— Begin RECORD EXCERPTS —
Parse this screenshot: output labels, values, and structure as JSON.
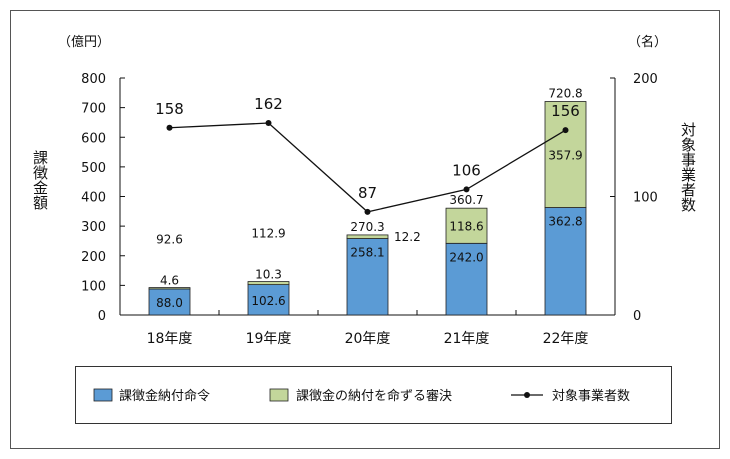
{
  "chart_data": {
    "type": "bar",
    "categories": [
      "18年度",
      "19年度",
      "20年度",
      "21年度",
      "22年度"
    ],
    "series": [
      {
        "name": "課徴金納付命令",
        "kind": "stacked-bar",
        "axis": "left",
        "color": "#5b9bd5",
        "values": [
          88.0,
          102.6,
          258.1,
          242.0,
          362.8
        ],
        "labels": [
          "88.0",
          "102.6",
          "258.1",
          "242.0",
          "362.8"
        ]
      },
      {
        "name": "課徴金の納付を命ずる審決",
        "kind": "stacked-bar",
        "axis": "left",
        "color": "#c3d69b",
        "values": [
          4.6,
          10.3,
          12.2,
          118.6,
          357.9
        ],
        "labels": [
          "4.6",
          "10.3",
          "12.2",
          "118.6",
          "357.9"
        ]
      },
      {
        "name": "対象事業者数",
        "kind": "line",
        "axis": "right",
        "color": "#111111",
        "values": [
          158,
          162,
          87,
          106,
          156
        ],
        "labels": [
          "158",
          "162",
          "87",
          "106",
          "156"
        ]
      }
    ],
    "totals": [
      92.6,
      112.9,
      270.3,
      360.7,
      720.8
    ],
    "total_labels": [
      "92.6",
      "112.9",
      "270.3",
      "360.7",
      "720.8"
    ],
    "y_left": {
      "label": "課徴金額",
      "unit": "（億円）",
      "min": 0,
      "max": 800,
      "step": 100,
      "ticks": [
        "0",
        "100",
        "200",
        "300",
        "400",
        "500",
        "600",
        "700",
        "800"
      ]
    },
    "y_right": {
      "label": "対象事業者数",
      "unit": "（名）",
      "min": 0,
      "max": 200,
      "step": 100,
      "ticks": [
        "0",
        "100",
        "200"
      ]
    },
    "legend_position": "bottom",
    "grid": false
  }
}
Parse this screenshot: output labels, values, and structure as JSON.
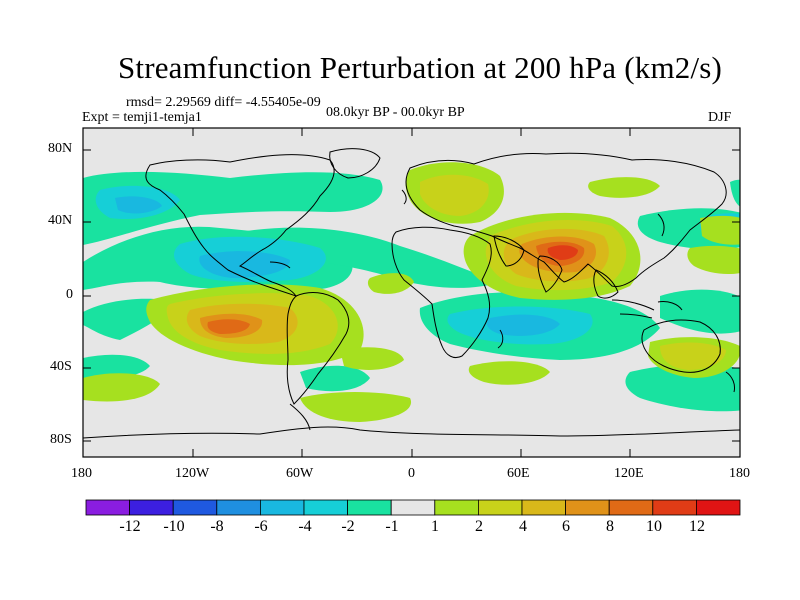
{
  "title": "Streamfunction Perturbation at 200 hPa (km2/s)",
  "stats": {
    "rmsd": "rmsd= 2.29569 diff= -4.55405e-09",
    "experiment": "Expt = temji1-temja1",
    "period": "08.0kyr BP - 00.0kyr BP",
    "season": "DJF"
  },
  "map": {
    "lat_ticks": [
      "80N",
      "40N",
      "0",
      "40S",
      "80S"
    ],
    "lon_ticks": [
      "180",
      "120W",
      "60W",
      "0",
      "60E",
      "120E",
      "180"
    ]
  },
  "colorbar": {
    "labels": [
      "-12",
      "-10",
      "-8",
      "-6",
      "-4",
      "-2",
      "-1",
      "1",
      "2",
      "4",
      "6",
      "8",
      "10",
      "12"
    ],
    "colors": [
      "#8a1de0",
      "#3c1fe0",
      "#1f59e0",
      "#1f8fe0",
      "#19b8e0",
      "#16cfd7",
      "#19e2a0",
      "#e6e6e6",
      "#a6e01f",
      "#c8d21a",
      "#d9b81a",
      "#e09219",
      "#e06a16",
      "#e03c16",
      "#e01414"
    ]
  }
}
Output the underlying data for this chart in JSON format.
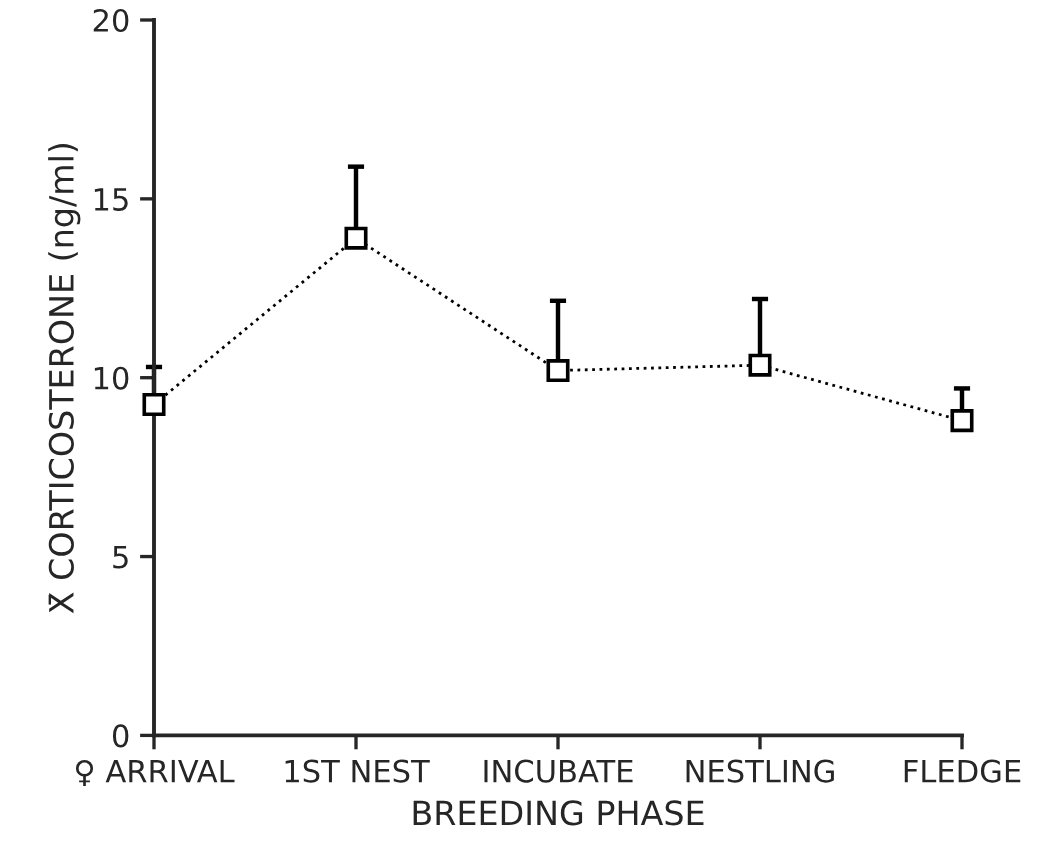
{
  "chart_data": {
    "type": "line",
    "xlabel": "BREEDING PHASE",
    "ylabel": "X̄ CORTICOSTERONE (ng/ml)",
    "categories": [
      "♀ ARRIVAL",
      "1ST NEST",
      "INCUBATE",
      "NESTLING",
      "FLEDGE"
    ],
    "series": [
      {
        "color": "#000000",
        "values": [
          9.25,
          13.9,
          10.2,
          10.35,
          8.8
        ],
        "errors": [
          [
            9.25,
            10.3
          ],
          [
            13.9,
            15.9
          ],
          [
            10.2,
            12.15
          ],
          [
            10.35,
            12.2
          ],
          [
            8.8,
            9.7
          ]
        ]
      }
    ],
    "ylim": [
      0,
      20
    ],
    "yticks": [
      0,
      5,
      10,
      15,
      20
    ],
    "grid": false,
    "legend": false,
    "marker": "square",
    "line_style": "dotted"
  }
}
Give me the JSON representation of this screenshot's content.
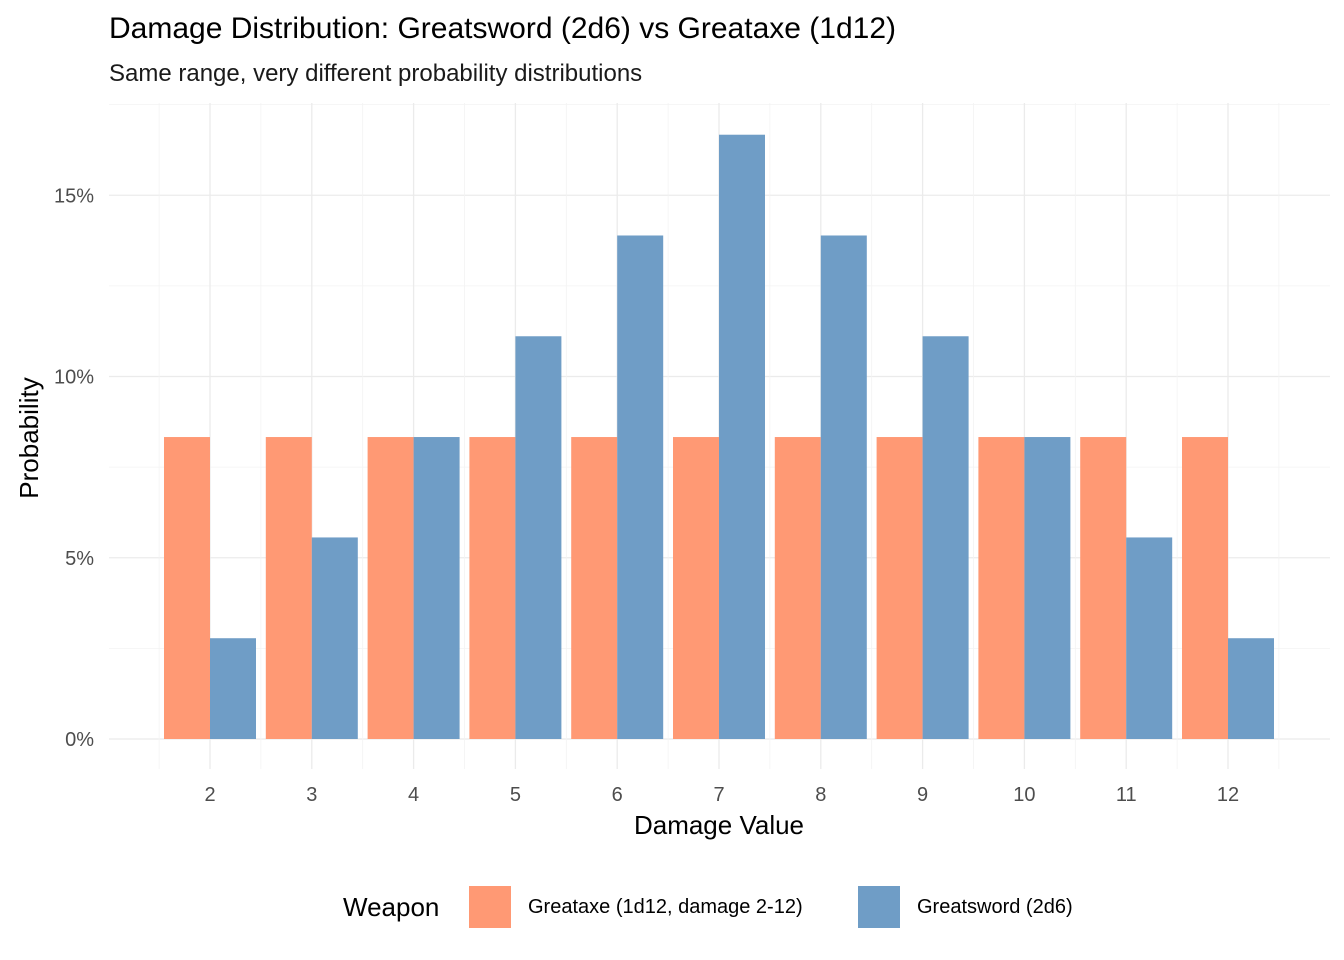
{
  "chart_data": {
    "type": "bar",
    "title": "Damage Distribution: Greatsword (2d6) vs Greataxe (1d12)",
    "subtitle": "Same range, very different probability distributions",
    "xlabel": "Damage Value",
    "ylabel": "Probability",
    "categories": [
      "2",
      "3",
      "4",
      "5",
      "6",
      "7",
      "8",
      "9",
      "10",
      "11",
      "12"
    ],
    "series": [
      {
        "name": "Greataxe (1d12, damage 2-12)",
        "color": "#FF9670",
        "values": [
          8.33,
          8.33,
          8.33,
          8.33,
          8.33,
          8.33,
          8.33,
          8.33,
          8.33,
          8.33,
          8.33
        ]
      },
      {
        "name": "Greatsword (2d6)",
        "color": "#6A9AC4",
        "values": [
          2.78,
          5.56,
          8.33,
          11.11,
          13.89,
          16.67,
          13.89,
          11.11,
          8.33,
          5.56,
          2.78
        ]
      }
    ],
    "ylim": [
      0,
      17.5
    ],
    "yticks": [
      0,
      5,
      10,
      15
    ],
    "ytick_labels": [
      "0%",
      "5%",
      "10%",
      "15%"
    ],
    "grid": true,
    "legend": {
      "title": "Weapon",
      "position": "bottom"
    }
  }
}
— End RECORD EXCERPTS —
§ **SET PROBLEM**:
What is the number of lines that contain "JSON"? Reply with that number alone.

§ **EXERCISE ANSWER**:
4